### Stated task:
Quote all of the data that follows exactly as written, skipping the images.

### Dataset content:
________________________________________

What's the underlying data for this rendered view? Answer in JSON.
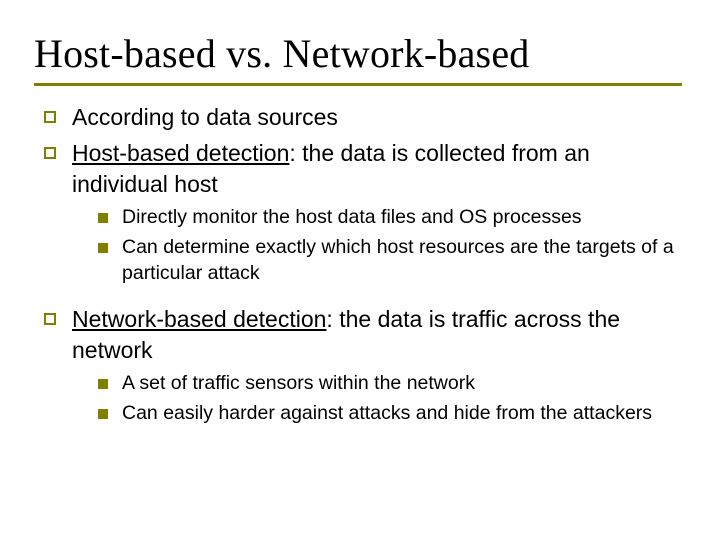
{
  "title": "Host-based vs. Network-based",
  "b1": {
    "a": "According to data sources",
    "b_u": "Host-based detection",
    "b_rest": ": the data is collected from an individual host",
    "c_u": "Network-based detection",
    "c_rest": ": the data is traffic across the network"
  },
  "b2": {
    "b1": "Directly monitor the host data files and OS processes",
    "b2": "Can determine exactly which host resources are the targets of a particular attack",
    "c1": "A set of traffic sensors within the network",
    "c2": "Can easily harder against attacks and hide from the attackers"
  }
}
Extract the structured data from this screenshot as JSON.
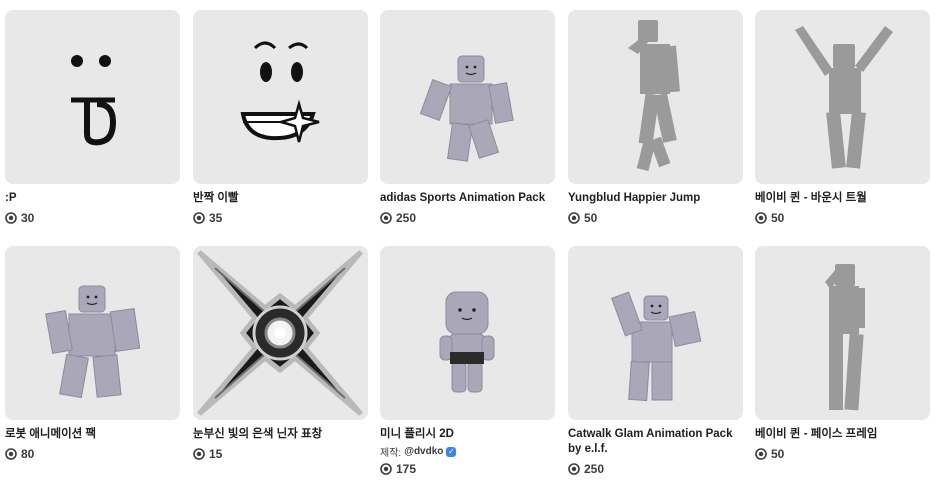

________________________________________

### Solution to the exercise:
What's the underlying data for this rendered view? Answer in JSON.
{
  "title": "Host-based vs. Network-based",
  "b1": {
    "a": "According to data sources",
    "b_u": "Host-based detection",
    "b_rest": ": the data is collected from an individual host",
    "c_u": "Network-based detection",
    "c_rest": ": the data is traffic across the network"
  },
  "b2": {
    "b1": "Directly monitor the host data files and OS processes",
    "b2": "Can determine exactly which host resources are the targets of a particular attack",
    "c1": "A set of traffic sensors within the network",
    "c2": "Can easily harder against attacks and hide from the attackers"
  }
}
Extract the structured data from this screenshot as JSON.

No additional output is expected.